═════ Entries ═════

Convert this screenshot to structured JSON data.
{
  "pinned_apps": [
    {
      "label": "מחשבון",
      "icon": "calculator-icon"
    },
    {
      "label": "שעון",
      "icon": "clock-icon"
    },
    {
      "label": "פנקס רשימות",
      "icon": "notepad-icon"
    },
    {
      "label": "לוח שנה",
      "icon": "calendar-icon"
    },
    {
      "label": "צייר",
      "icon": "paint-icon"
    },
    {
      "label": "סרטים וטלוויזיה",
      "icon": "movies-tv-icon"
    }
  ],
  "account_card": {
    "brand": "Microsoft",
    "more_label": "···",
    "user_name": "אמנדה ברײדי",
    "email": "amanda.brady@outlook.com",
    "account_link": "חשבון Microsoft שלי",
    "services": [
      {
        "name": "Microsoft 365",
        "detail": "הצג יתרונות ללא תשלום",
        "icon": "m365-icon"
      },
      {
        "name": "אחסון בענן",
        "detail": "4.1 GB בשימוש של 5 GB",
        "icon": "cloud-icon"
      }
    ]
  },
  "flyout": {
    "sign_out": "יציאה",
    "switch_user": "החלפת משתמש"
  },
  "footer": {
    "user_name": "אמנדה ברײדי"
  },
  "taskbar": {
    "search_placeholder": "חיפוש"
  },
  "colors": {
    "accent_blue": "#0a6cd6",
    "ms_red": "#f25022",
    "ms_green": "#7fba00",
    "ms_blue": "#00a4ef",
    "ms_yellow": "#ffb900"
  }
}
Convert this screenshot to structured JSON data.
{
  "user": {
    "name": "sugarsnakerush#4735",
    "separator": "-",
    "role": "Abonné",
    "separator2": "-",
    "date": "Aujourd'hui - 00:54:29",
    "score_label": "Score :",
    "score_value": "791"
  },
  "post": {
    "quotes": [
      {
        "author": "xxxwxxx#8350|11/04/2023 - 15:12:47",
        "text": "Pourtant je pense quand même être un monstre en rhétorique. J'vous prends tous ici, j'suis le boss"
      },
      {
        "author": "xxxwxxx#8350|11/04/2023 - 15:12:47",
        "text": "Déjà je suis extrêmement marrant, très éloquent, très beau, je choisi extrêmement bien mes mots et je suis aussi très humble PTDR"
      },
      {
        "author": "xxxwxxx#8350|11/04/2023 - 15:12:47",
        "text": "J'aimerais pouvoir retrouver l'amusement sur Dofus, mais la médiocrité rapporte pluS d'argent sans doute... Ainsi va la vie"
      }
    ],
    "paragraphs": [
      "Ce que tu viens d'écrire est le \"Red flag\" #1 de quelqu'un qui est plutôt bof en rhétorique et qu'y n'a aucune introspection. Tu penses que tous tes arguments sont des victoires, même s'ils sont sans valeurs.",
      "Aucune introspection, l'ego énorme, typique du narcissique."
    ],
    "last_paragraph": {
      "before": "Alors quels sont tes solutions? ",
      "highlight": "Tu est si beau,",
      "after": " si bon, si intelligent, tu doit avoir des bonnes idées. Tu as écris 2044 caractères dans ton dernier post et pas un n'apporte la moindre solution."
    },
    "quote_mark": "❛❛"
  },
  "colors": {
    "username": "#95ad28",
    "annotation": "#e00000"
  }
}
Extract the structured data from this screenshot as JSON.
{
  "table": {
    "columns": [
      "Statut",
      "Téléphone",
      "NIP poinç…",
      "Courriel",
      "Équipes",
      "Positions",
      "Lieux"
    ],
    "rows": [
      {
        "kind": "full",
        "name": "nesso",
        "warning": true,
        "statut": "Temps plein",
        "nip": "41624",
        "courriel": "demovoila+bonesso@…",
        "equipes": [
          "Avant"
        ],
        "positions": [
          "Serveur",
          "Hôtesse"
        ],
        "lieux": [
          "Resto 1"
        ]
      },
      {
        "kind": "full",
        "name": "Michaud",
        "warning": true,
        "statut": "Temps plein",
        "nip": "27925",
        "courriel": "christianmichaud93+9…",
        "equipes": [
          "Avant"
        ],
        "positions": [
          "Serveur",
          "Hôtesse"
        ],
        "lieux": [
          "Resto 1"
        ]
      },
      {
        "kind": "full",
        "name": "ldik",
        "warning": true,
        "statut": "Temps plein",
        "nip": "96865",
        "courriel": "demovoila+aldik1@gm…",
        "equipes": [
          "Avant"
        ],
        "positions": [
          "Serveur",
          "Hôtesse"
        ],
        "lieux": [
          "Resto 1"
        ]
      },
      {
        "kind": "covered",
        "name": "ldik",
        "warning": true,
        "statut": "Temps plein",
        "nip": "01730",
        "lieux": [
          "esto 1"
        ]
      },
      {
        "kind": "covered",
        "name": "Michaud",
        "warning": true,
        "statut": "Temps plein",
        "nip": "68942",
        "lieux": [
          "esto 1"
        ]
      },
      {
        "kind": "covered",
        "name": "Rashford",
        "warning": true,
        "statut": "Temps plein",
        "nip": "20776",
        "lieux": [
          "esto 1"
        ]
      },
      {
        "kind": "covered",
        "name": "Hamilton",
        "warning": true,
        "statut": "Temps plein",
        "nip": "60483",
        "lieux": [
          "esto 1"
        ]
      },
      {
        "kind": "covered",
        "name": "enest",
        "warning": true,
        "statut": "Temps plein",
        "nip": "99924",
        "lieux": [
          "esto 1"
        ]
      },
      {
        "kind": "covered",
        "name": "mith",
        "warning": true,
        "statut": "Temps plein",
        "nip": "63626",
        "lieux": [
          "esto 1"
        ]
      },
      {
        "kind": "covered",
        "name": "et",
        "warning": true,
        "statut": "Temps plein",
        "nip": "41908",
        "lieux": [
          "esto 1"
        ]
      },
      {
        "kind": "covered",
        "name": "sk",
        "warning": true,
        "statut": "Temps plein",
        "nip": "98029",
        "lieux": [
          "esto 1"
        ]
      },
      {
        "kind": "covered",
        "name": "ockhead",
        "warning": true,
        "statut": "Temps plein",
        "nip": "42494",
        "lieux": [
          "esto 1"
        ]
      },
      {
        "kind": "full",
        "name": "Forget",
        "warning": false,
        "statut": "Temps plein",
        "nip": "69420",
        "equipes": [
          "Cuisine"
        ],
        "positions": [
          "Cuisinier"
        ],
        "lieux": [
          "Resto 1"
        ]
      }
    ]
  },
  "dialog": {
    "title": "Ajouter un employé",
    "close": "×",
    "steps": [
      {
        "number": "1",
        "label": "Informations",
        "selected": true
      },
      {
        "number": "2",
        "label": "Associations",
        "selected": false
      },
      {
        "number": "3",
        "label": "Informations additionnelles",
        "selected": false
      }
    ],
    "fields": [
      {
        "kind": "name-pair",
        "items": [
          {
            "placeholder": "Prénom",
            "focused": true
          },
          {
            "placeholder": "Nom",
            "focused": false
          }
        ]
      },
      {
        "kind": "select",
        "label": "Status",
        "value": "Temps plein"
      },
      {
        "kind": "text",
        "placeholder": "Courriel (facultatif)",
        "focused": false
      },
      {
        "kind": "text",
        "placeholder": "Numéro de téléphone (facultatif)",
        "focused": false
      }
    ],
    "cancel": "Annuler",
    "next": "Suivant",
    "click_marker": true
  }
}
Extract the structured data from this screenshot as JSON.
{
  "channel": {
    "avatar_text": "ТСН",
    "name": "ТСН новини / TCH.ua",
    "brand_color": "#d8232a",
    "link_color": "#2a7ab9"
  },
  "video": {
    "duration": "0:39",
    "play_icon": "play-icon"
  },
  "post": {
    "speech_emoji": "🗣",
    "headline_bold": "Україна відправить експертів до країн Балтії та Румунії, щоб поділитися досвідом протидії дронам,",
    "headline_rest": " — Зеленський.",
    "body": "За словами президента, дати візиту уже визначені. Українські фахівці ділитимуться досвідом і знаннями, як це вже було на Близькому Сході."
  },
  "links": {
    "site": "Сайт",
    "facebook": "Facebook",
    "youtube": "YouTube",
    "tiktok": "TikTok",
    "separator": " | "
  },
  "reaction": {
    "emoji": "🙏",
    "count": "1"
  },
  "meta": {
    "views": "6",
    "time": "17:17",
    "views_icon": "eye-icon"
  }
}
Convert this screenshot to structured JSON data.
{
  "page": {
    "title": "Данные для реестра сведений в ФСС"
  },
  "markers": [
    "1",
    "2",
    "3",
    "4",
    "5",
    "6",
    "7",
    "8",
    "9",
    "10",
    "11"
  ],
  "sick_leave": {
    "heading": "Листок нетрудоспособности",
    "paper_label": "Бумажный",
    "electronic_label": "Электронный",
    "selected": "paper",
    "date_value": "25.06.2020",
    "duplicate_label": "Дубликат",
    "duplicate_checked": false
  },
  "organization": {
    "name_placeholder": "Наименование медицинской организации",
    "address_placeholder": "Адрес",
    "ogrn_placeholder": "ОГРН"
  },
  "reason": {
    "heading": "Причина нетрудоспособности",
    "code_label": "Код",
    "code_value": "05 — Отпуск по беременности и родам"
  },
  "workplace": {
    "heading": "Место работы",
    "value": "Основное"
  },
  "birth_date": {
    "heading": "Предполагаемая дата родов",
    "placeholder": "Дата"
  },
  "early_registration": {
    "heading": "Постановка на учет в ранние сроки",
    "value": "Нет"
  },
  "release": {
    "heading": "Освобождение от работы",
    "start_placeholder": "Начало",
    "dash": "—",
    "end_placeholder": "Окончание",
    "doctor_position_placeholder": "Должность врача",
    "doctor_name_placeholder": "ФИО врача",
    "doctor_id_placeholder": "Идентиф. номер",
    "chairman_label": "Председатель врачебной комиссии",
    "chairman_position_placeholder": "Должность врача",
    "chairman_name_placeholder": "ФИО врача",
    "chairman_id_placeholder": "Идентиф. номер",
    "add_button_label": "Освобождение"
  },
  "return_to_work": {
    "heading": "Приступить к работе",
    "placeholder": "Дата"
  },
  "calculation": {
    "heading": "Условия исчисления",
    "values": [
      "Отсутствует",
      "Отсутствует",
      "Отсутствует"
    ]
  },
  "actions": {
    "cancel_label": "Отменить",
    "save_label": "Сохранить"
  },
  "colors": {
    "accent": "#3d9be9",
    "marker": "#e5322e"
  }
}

═════

*Description of the task:*
Work out how many lines of the data above hold the word "Informations", and write only the count.

*Output of the task:*
2